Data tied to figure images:
>> begin

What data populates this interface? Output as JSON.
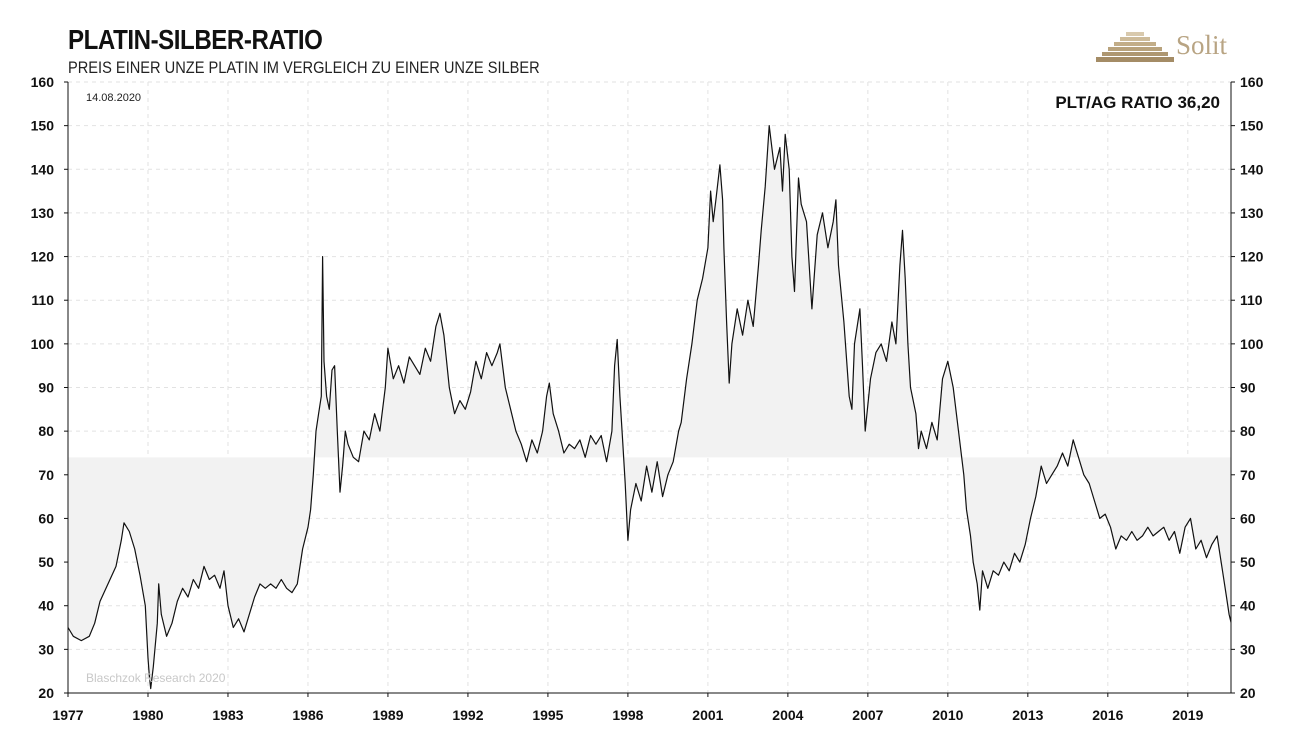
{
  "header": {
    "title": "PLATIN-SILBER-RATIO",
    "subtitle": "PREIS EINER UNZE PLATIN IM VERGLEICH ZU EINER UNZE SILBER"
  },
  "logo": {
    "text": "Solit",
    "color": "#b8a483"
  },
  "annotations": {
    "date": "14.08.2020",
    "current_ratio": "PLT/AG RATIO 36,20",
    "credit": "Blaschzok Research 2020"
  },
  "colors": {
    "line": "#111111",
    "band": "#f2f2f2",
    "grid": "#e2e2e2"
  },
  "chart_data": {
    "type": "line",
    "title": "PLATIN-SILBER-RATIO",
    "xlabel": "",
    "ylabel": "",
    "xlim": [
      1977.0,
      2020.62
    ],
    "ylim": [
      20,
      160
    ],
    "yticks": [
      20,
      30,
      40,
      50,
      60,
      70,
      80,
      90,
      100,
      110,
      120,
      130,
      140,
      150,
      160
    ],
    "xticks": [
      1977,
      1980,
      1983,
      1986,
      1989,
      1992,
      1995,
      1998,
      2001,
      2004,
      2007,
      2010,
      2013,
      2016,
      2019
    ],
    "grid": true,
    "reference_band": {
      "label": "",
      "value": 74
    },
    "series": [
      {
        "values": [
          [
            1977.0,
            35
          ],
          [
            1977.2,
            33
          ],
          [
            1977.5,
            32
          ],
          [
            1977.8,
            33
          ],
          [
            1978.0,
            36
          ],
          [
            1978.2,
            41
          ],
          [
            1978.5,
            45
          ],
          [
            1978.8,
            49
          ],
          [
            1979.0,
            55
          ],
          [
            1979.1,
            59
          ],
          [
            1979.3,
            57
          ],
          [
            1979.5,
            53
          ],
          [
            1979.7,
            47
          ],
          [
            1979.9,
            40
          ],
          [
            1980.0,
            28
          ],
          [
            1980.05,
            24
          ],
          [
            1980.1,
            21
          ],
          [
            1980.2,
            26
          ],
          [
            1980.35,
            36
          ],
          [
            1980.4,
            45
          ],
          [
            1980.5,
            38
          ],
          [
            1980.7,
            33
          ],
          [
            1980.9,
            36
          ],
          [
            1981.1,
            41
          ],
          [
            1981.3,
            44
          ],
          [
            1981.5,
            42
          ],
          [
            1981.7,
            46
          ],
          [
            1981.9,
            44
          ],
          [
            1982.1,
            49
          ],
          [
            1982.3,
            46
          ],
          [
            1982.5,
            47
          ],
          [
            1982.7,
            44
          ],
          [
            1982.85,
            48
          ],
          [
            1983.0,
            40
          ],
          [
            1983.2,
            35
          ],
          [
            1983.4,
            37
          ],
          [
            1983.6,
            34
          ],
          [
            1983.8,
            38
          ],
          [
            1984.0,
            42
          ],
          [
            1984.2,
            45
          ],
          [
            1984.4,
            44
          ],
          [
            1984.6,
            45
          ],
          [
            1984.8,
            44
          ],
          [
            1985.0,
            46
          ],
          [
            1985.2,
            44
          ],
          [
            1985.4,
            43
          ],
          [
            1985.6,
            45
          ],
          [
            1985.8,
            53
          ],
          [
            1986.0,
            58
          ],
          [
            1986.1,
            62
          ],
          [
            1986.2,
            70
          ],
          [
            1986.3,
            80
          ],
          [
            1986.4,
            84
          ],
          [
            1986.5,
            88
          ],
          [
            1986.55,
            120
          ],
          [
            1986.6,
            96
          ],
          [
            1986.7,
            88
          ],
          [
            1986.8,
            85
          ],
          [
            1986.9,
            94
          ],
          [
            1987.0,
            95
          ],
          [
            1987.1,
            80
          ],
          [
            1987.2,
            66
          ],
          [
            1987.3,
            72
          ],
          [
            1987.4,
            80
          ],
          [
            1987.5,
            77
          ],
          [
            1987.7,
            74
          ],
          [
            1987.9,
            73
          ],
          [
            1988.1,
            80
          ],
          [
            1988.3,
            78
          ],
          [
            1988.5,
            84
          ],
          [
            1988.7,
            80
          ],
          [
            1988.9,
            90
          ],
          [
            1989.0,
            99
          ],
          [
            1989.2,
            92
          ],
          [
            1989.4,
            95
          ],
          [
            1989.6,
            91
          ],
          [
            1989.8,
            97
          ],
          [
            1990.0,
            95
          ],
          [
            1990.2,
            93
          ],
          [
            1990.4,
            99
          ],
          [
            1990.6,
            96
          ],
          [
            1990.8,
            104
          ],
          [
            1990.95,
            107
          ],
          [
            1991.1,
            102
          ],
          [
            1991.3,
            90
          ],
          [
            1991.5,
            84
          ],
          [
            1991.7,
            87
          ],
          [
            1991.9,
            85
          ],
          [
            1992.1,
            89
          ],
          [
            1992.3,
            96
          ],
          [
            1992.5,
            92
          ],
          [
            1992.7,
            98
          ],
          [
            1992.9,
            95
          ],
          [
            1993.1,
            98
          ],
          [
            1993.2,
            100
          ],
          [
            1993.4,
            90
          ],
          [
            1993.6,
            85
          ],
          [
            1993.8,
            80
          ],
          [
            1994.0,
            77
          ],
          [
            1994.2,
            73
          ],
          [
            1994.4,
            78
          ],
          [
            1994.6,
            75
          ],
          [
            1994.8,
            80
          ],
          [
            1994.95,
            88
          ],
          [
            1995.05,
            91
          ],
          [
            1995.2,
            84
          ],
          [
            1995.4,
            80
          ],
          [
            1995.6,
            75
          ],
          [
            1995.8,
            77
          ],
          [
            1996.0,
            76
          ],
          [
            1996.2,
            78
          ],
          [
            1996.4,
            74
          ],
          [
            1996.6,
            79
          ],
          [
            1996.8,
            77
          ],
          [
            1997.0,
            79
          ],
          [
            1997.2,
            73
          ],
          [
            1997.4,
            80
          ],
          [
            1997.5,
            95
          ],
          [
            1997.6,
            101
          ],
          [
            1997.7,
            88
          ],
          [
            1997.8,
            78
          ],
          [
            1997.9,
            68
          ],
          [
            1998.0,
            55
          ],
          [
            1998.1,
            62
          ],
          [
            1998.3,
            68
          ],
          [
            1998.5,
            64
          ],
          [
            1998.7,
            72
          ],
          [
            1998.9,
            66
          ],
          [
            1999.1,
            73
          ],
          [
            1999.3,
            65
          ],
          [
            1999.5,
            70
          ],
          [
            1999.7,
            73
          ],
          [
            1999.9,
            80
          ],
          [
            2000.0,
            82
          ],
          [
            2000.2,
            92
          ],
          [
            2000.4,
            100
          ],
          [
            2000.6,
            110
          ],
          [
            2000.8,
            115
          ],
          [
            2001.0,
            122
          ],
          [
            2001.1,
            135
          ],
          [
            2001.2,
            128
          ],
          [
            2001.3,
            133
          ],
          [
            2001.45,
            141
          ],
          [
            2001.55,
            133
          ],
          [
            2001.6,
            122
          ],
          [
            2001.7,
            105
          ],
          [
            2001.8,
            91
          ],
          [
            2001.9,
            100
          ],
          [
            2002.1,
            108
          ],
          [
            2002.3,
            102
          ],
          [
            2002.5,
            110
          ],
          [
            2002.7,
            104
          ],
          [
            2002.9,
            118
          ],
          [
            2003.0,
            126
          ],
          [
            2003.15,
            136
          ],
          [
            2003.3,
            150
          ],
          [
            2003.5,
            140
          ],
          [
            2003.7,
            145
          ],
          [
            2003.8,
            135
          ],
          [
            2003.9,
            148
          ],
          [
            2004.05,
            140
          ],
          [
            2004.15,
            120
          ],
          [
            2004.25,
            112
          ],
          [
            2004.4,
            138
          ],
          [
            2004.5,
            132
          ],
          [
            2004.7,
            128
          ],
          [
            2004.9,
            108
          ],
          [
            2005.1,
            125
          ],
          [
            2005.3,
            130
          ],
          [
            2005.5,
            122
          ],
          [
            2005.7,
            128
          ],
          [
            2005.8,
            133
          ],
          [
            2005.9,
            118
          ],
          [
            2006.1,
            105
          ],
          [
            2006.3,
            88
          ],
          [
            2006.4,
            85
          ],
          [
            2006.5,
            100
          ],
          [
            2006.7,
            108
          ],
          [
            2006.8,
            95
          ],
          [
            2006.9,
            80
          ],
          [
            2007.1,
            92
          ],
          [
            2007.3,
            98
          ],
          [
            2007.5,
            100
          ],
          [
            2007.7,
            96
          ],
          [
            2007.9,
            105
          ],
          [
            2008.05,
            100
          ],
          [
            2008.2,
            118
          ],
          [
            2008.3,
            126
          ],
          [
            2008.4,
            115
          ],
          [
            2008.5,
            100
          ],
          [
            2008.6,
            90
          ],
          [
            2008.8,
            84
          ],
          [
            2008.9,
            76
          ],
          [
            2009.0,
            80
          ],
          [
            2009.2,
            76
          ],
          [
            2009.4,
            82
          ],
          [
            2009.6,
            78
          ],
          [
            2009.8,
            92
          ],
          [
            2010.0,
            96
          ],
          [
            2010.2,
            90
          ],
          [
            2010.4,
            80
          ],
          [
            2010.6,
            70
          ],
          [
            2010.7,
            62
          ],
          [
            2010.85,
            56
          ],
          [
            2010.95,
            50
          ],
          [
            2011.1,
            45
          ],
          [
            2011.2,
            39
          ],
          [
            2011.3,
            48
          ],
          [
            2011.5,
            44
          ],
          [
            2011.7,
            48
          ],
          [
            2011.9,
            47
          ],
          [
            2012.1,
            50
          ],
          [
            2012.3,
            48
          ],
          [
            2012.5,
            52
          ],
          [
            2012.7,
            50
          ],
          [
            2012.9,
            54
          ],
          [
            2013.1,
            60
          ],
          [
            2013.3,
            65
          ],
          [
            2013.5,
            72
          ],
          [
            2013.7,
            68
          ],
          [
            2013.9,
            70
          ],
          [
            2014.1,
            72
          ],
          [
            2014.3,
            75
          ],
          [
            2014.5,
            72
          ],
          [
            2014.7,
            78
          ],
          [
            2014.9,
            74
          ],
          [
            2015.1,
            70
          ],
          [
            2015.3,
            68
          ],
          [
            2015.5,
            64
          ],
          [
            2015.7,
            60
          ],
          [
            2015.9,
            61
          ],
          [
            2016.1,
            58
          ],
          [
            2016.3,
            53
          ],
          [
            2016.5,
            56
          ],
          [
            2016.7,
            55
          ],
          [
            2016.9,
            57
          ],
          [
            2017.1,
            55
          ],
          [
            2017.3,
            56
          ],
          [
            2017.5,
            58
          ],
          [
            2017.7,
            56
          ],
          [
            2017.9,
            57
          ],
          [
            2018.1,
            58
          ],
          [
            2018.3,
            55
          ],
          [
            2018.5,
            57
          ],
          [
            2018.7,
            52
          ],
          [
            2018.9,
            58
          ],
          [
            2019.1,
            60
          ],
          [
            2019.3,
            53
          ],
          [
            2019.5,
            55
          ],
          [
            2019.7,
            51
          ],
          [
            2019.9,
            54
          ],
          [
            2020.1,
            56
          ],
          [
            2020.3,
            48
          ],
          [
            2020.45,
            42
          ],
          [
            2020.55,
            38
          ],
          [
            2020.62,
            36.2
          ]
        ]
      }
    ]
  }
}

>> end
>> begin

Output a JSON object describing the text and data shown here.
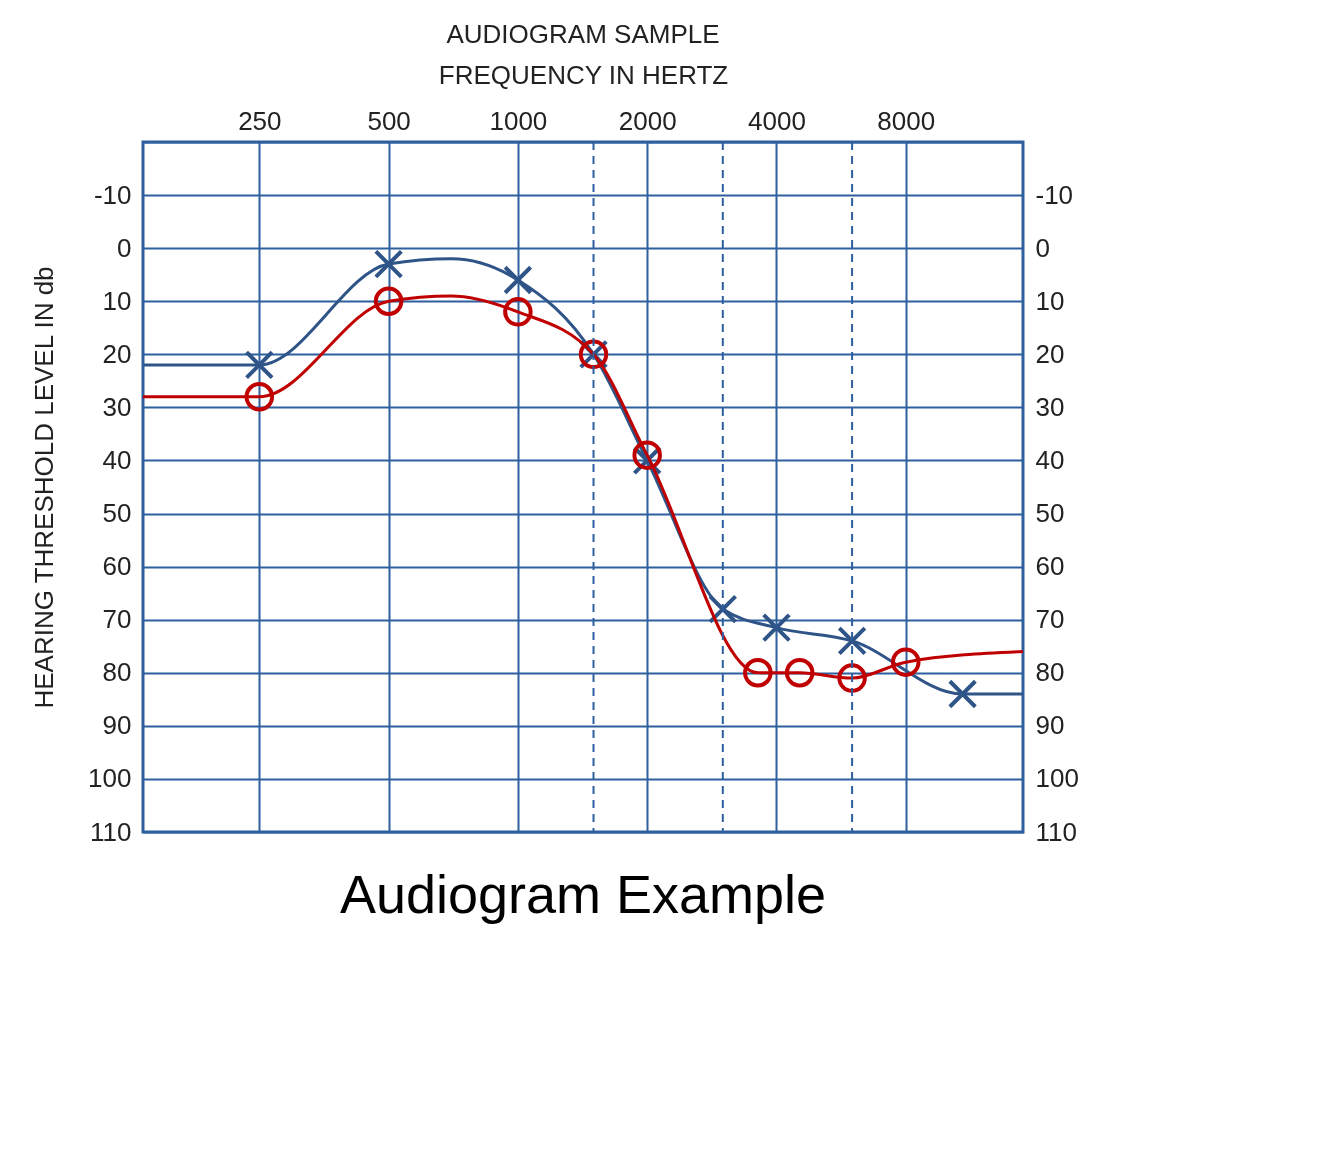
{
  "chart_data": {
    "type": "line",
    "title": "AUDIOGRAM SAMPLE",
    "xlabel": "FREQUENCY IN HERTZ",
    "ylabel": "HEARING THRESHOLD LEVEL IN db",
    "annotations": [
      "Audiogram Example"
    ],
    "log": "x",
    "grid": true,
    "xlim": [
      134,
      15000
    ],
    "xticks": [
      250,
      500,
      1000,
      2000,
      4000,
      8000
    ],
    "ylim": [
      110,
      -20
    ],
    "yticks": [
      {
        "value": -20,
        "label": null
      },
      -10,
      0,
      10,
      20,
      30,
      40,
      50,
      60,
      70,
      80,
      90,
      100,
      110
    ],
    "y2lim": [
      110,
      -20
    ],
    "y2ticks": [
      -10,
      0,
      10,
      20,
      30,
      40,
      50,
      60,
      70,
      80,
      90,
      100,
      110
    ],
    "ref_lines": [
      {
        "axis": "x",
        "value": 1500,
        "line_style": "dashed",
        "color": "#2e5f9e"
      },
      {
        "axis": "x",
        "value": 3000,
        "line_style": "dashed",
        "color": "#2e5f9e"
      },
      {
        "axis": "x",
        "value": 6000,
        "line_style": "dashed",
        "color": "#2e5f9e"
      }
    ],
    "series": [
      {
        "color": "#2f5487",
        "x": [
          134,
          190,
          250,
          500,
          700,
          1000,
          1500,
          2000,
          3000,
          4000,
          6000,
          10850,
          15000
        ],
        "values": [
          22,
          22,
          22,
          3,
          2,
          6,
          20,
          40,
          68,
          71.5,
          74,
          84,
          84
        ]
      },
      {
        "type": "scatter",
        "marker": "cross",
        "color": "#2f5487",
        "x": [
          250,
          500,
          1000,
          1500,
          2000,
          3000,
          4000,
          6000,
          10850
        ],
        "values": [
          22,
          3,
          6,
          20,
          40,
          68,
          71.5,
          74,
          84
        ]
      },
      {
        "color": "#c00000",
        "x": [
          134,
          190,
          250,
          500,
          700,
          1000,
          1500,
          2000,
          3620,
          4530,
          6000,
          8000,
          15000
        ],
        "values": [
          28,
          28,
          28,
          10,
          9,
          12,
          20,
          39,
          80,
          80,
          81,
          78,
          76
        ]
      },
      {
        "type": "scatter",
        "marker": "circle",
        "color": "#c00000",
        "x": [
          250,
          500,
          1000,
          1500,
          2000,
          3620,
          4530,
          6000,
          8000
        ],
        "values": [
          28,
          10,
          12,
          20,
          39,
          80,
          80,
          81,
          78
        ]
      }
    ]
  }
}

>> end
>> begin

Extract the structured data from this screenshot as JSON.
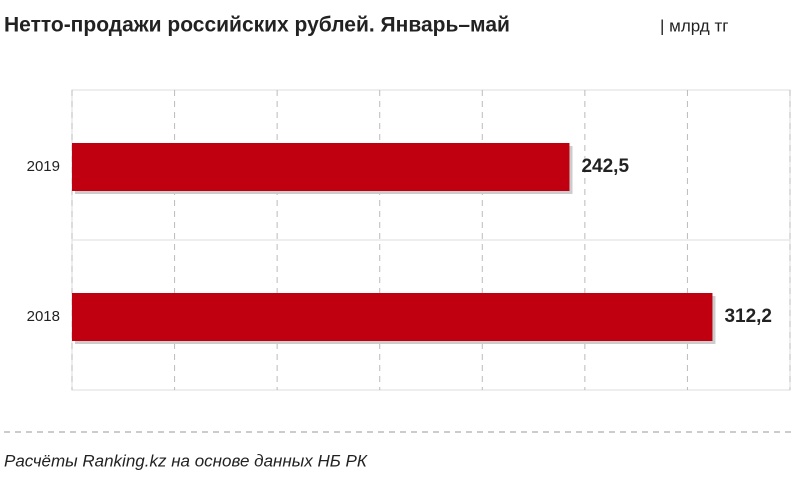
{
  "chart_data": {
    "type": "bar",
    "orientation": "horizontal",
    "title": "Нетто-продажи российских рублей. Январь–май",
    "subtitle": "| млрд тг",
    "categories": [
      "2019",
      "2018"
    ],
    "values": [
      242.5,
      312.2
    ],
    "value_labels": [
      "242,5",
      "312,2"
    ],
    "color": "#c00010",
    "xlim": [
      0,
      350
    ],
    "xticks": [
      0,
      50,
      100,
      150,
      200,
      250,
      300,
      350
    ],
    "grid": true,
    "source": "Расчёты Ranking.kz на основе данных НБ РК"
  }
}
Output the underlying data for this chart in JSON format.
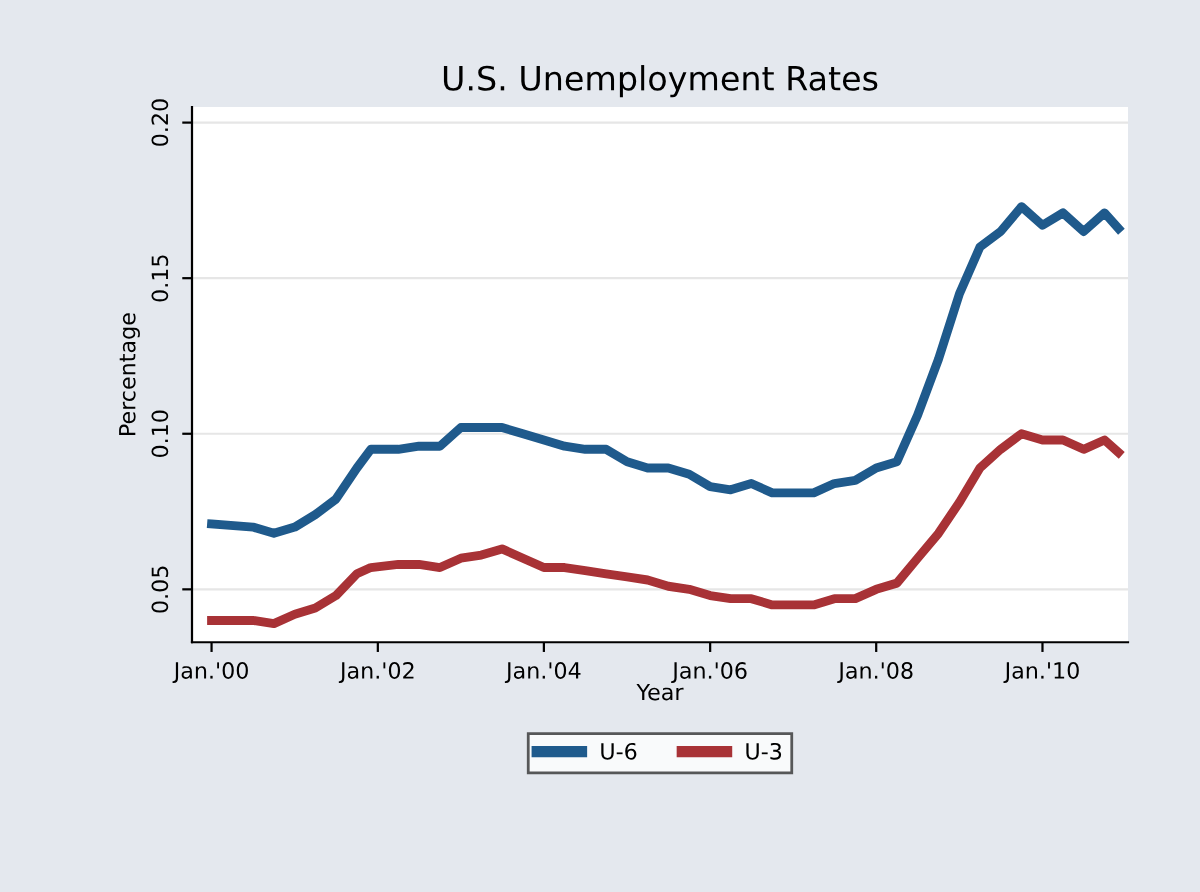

>> end

> **What you need to do**
Set down, word for word, the lines from the one holding "Extract the structured" through the one holding "Output the underlying". Skip the pictures.

> **Exercise answer**
Extract the structured data from this screenshot as JSON.
{
  "chart_data": {
    "type": "bar",
    "orientation": "horizontal",
    "title": "Нетто-продажи российских рублей. Январь–май",
    "subtitle": "| млрд тг",
    "categories": [
      "2019",
      "2018"
    ],
    "values": [
      242.5,
      312.2
    ],
    "value_labels": [
      "242,5",
      "312,2"
    ],
    "color": "#c00010",
    "xlim": [
      0,
      350
    ],
    "xticks": [
      0,
      50,
      100,
      150,
      200,
      250,
      300,
      350
    ],
    "grid": true,
    "source": "Расчёты Ranking.kz на основе данных НБ РК"
  }
}
Output the underlying data for this chart in JSON format.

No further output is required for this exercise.